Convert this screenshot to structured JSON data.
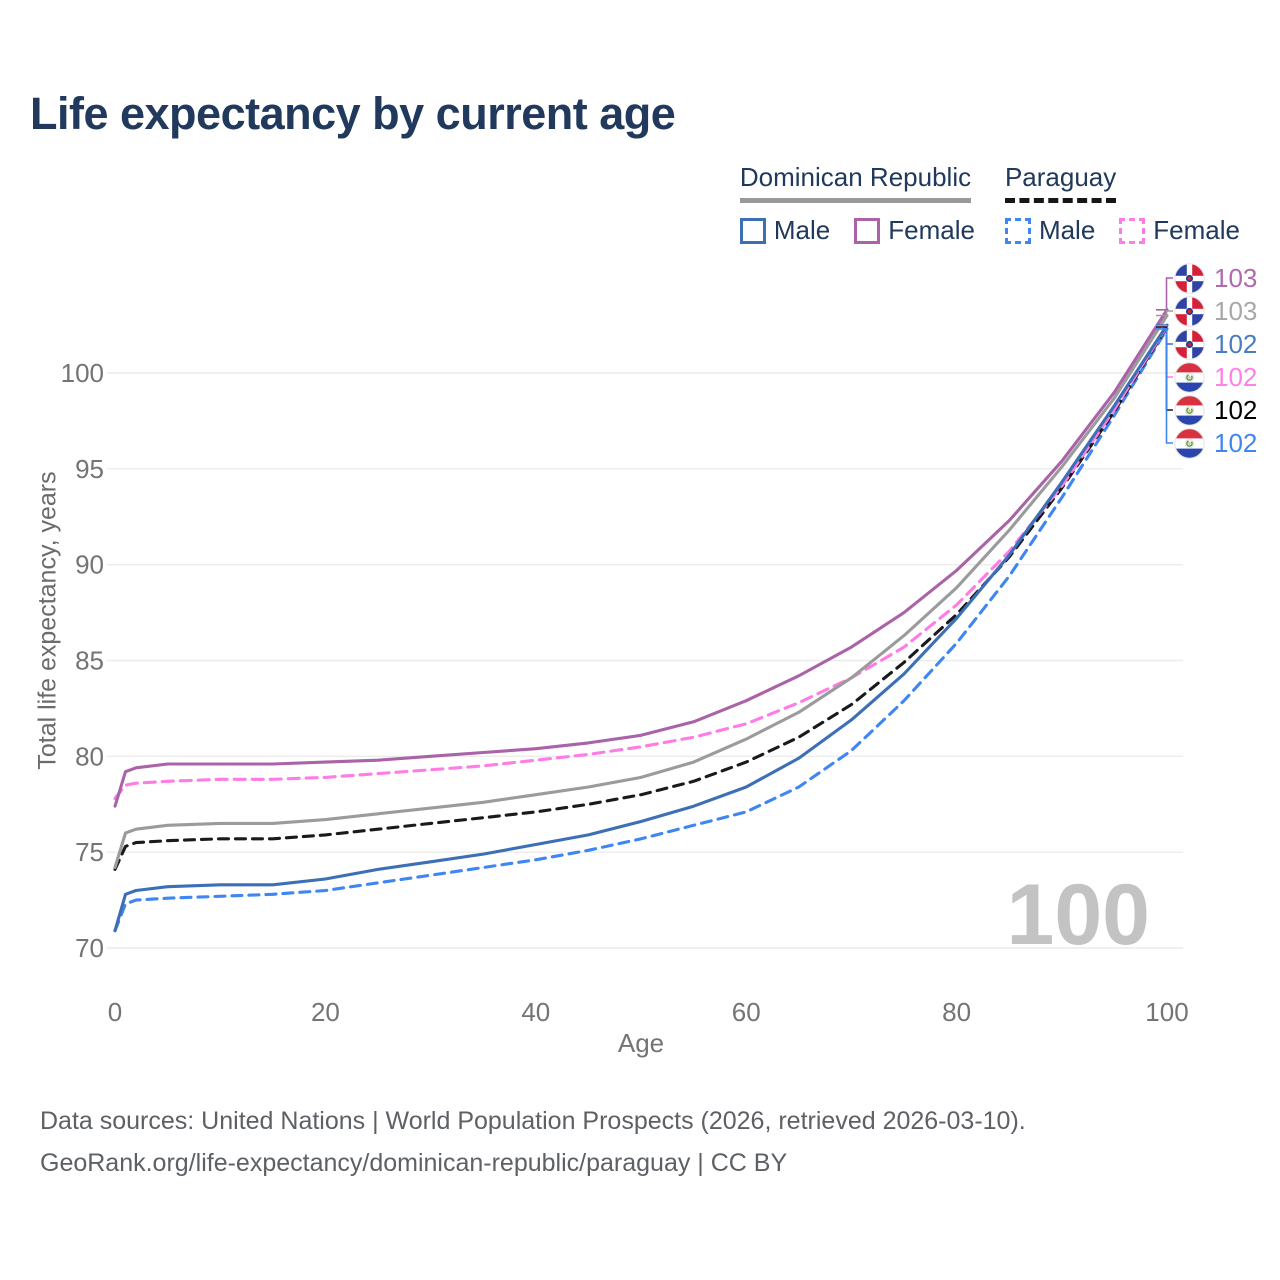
{
  "title": "Life expectancy by current age",
  "watermark": "100",
  "footer": {
    "line1": "Data sources: United Nations | World Population Prospects (2026, retrieved 2026-03-10).",
    "line2": "GeoRank.org/life-expectancy/dominican-republic/paraguay | CC BY"
  },
  "legend": {
    "groups": [
      {
        "label": "Dominican Republic",
        "line": {
          "color": "#999999",
          "style": "solid"
        },
        "items": [
          {
            "label": "Male",
            "color": "#3d6fb7",
            "dash": false
          },
          {
            "label": "Female",
            "color": "#aa62a8",
            "dash": false
          }
        ]
      },
      {
        "label": "Paraguay",
        "line": {
          "color": "#161616",
          "style": "dashed"
        },
        "items": [
          {
            "label": "Male",
            "color": "#3f86f2",
            "dash": true
          },
          {
            "label": "Female",
            "color": "#ff7be5",
            "dash": true
          }
        ]
      }
    ]
  },
  "chart_data": {
    "type": "line",
    "title": "Life expectancy by current age",
    "xlabel": "Age",
    "ylabel": "Total life expectancy, years",
    "x_ticks": [
      0,
      20,
      40,
      60,
      80,
      100
    ],
    "y_ticks": [
      70,
      75,
      80,
      85,
      90,
      95,
      100
    ],
    "xlim": [
      0,
      100
    ],
    "ylim": [
      70,
      100
    ],
    "grid": "horizontal",
    "legend_position": "top-right",
    "ages": [
      0,
      1,
      2,
      5,
      10,
      15,
      20,
      25,
      30,
      35,
      40,
      45,
      50,
      55,
      60,
      65,
      70,
      75,
      80,
      85,
      90,
      95,
      100
    ],
    "series": [
      {
        "name": "Dominican Republic Female",
        "country": "Dominican Republic",
        "sex": "Female",
        "color": "#aa62a8",
        "dash": null,
        "flag": "do",
        "end_label": "103",
        "end_label_color": "#b168ac",
        "values": [
          77.4,
          79.2,
          79.4,
          79.6,
          79.6,
          79.6,
          79.7,
          79.8,
          80.0,
          80.2,
          80.4,
          80.7,
          81.1,
          81.8,
          82.9,
          84.2,
          85.7,
          87.5,
          89.7,
          92.3,
          95.4,
          99.0,
          103.3
        ]
      },
      {
        "name": "Dominican Republic Total",
        "country": "Dominican Republic",
        "sex": "Both",
        "color": "#9b9b9b",
        "dash": null,
        "flag": "do",
        "end_label": "103",
        "end_label_color": "#a8a8a8",
        "values": [
          74.2,
          76.0,
          76.2,
          76.4,
          76.5,
          76.5,
          76.7,
          77.0,
          77.3,
          77.6,
          78.0,
          78.4,
          78.9,
          79.7,
          80.9,
          82.3,
          84.1,
          86.3,
          88.8,
          91.8,
          95.1,
          98.7,
          103.0
        ]
      },
      {
        "name": "Dominican Republic Male",
        "country": "Dominican Republic",
        "sex": "Male",
        "color": "#3d6fb7",
        "dash": null,
        "flag": "do",
        "end_label": "102",
        "end_label_color": "#4a7cc2",
        "values": [
          70.9,
          72.8,
          73.0,
          73.2,
          73.3,
          73.3,
          73.6,
          74.1,
          74.5,
          74.9,
          75.4,
          75.9,
          76.6,
          77.4,
          78.4,
          79.9,
          81.9,
          84.3,
          87.2,
          90.5,
          94.3,
          98.3,
          102.5
        ]
      },
      {
        "name": "Paraguay Female",
        "country": "Paraguay",
        "sex": "Female",
        "color": "#ff7be5",
        "dash": "11 7",
        "flag": "py",
        "end_label": "102",
        "end_label_color": "#ff80e8",
        "values": [
          77.8,
          78.5,
          78.6,
          78.7,
          78.8,
          78.8,
          78.9,
          79.1,
          79.3,
          79.5,
          79.8,
          80.1,
          80.5,
          81.0,
          81.7,
          82.8,
          84.1,
          85.7,
          87.9,
          90.7,
          94.1,
          98.1,
          102.45
        ]
      },
      {
        "name": "Paraguay Total",
        "country": "Paraguay",
        "sex": "Both",
        "color": "#1a1a1a",
        "dash": "10 7",
        "flag": "py",
        "end_label": "102",
        "end_label_color": "#000000",
        "values": [
          74.1,
          75.3,
          75.5,
          75.6,
          75.7,
          75.7,
          75.9,
          76.2,
          76.5,
          76.8,
          77.1,
          77.5,
          78.0,
          78.7,
          79.7,
          81.0,
          82.7,
          84.9,
          87.4,
          90.4,
          94.0,
          98.0,
          102.4
        ]
      },
      {
        "name": "Paraguay Male",
        "country": "Paraguay",
        "sex": "Male",
        "color": "#3f86f2",
        "dash": "10 7",
        "flag": "py",
        "end_label": "102",
        "end_label_color": "#3f86f2",
        "values": [
          70.9,
          72.3,
          72.5,
          72.6,
          72.7,
          72.8,
          73.0,
          73.4,
          73.8,
          74.2,
          74.6,
          75.1,
          75.7,
          76.4,
          77.1,
          78.4,
          80.3,
          82.9,
          85.9,
          89.4,
          93.5,
          97.8,
          102.3
        ]
      }
    ]
  }
}
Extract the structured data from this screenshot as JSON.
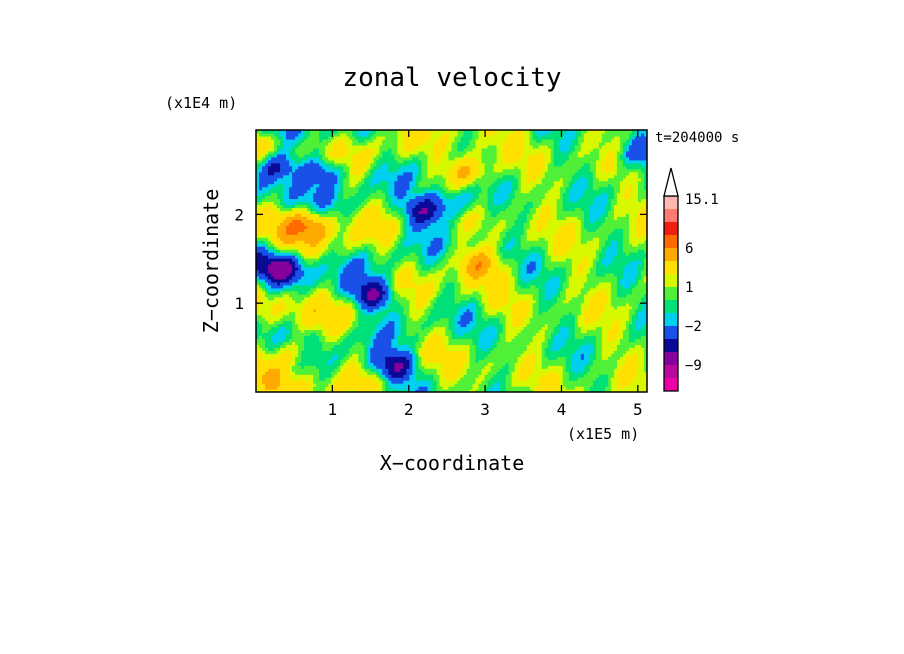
{
  "chart_data": {
    "type": "heatmap",
    "title": "zonal velocity",
    "xlabel": "X−coordinate",
    "ylabel": "Z−coordinate",
    "x_unit": "(x1E5 m)",
    "y_unit": "(x1E4 m)",
    "time_label": "t=204000 s",
    "xlim": [
      0,
      5.12
    ],
    "ylim": [
      0,
      2.95
    ],
    "xticks": [
      1,
      2,
      3,
      4,
      5
    ],
    "yticks": [
      1,
      2
    ],
    "xtick_labels": [
      "1",
      "2",
      "3",
      "4",
      "5"
    ],
    "ytick_labels": [
      "1",
      "2"
    ],
    "grid": false,
    "colorbar": {
      "levels": [
        -15,
        -12,
        -9,
        -6,
        -4,
        -2,
        -1,
        0,
        1,
        2,
        4,
        6,
        9,
        12,
        15.1
      ],
      "colors": [
        "#ee00a8",
        "#b8089e",
        "#86009c",
        "#0a0a96",
        "#1850e8",
        "#00d0f0",
        "#00e078",
        "#50f038",
        "#d8f800",
        "#ffe000",
        "#ffaa00",
        "#ff6a00",
        "#f02010",
        "#ff7a70",
        "#ffb8b0"
      ],
      "labeled_levels": [
        {
          "value": 15.1,
          "text": "15.1"
        },
        {
          "value": 6,
          "text": "6"
        },
        {
          "value": 1,
          "text": "1"
        },
        {
          "value": -2,
          "text": "−2"
        },
        {
          "value": -9,
          "text": "−9"
        }
      ],
      "extend": "max"
    },
    "field_features": [
      {
        "x": 0.25,
        "z": 2.55,
        "value": -6
      },
      {
        "x": 0.9,
        "z": 2.5,
        "value": -5
      },
      {
        "x": 2.2,
        "z": 2.05,
        "value": -6
      },
      {
        "x": 2.6,
        "z": 2.15,
        "value": -4
      },
      {
        "x": 0.35,
        "z": 1.4,
        "value": -6
      },
      {
        "x": 1.55,
        "z": 1.1,
        "value": -7
      },
      {
        "x": 1.8,
        "z": 0.3,
        "value": -7
      },
      {
        "x": 5.0,
        "z": 2.7,
        "value": -4
      },
      {
        "x": 0.7,
        "z": 1.9,
        "value": 5
      },
      {
        "x": 2.8,
        "z": 2.5,
        "value": 5
      },
      {
        "x": 2.9,
        "z": 1.45,
        "value": 4
      },
      {
        "x": 0.5,
        "z": 0.45,
        "value": 4
      }
    ]
  }
}
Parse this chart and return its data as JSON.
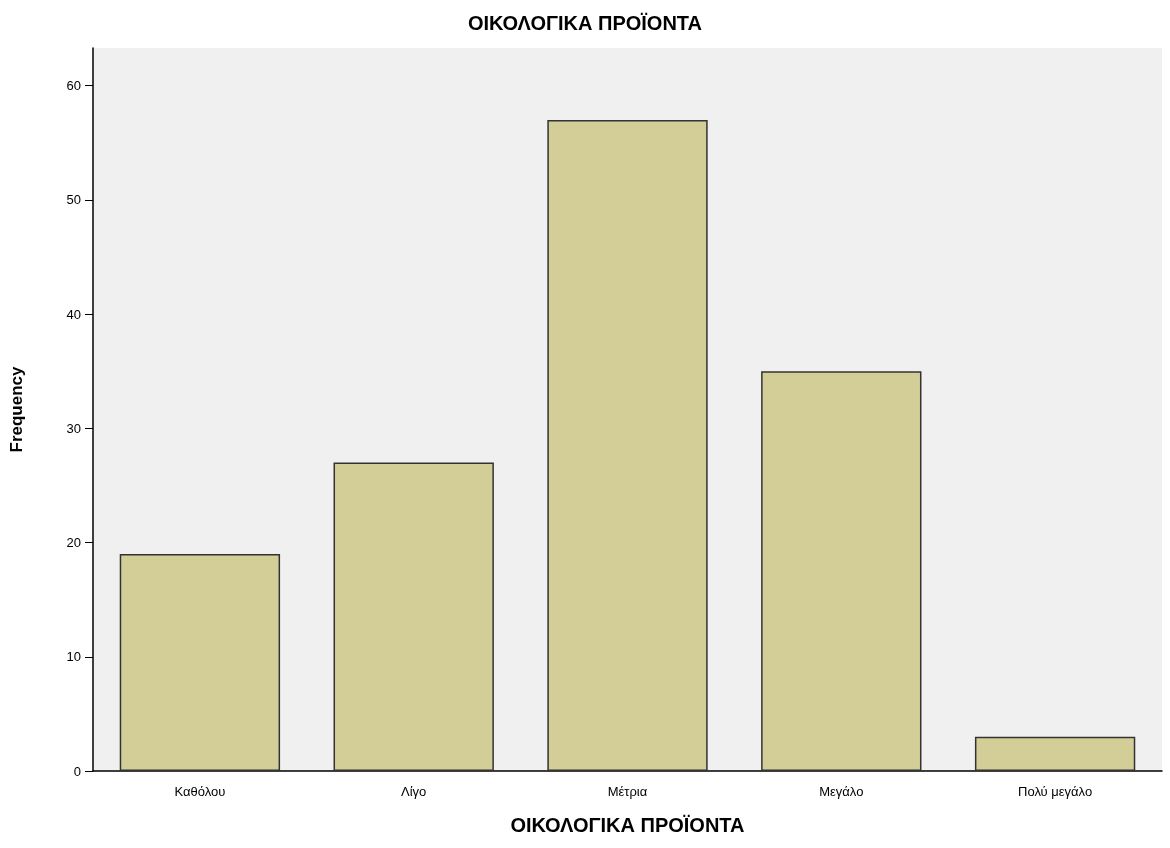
{
  "chart_data": {
    "type": "bar",
    "title": "ΟΙΚΟΛΟΓΙΚΑ ΠΡΟΪΟΝΤΑ",
    "xlabel": "ΟΙΚΟΛΟΓΙΚΑ ΠΡΟΪΟΝΤΑ",
    "ylabel": "Frequency",
    "categories": [
      "Καθόλου",
      "Λίγο",
      "Μέτρια",
      "Μεγάλο",
      "Πολύ μεγάλο"
    ],
    "values": [
      19,
      27,
      57,
      35,
      3
    ],
    "color": "#d3ce97",
    "ylim": [
      0,
      63.3
    ],
    "yticks": [
      0,
      10,
      20,
      30,
      40,
      50,
      60
    ],
    "grid": false
  }
}
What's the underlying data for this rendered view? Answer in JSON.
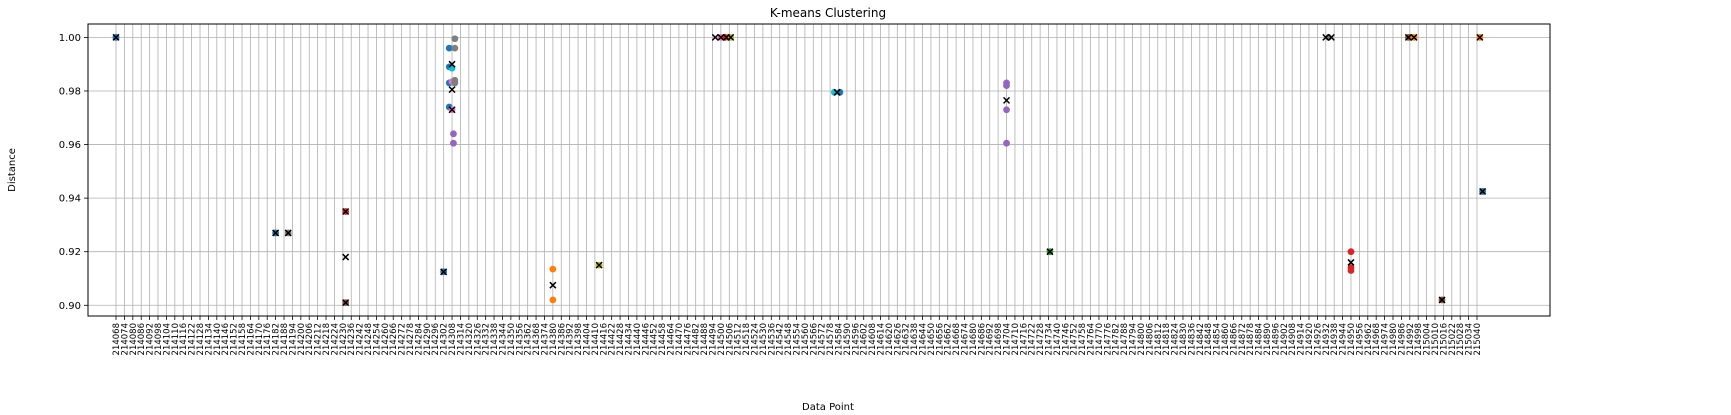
═══
- Short task
Return each line of the data that contains the string "expectancy".

- Result for this task
  "title": "Life expectancy by current age",
    "line2": "GeoRank.org/life-expectancy/dominican-republic/paraguay | CC BY"
    "title": "Life expectancy by current age",
    "ylabel": "Total life expectancy, years",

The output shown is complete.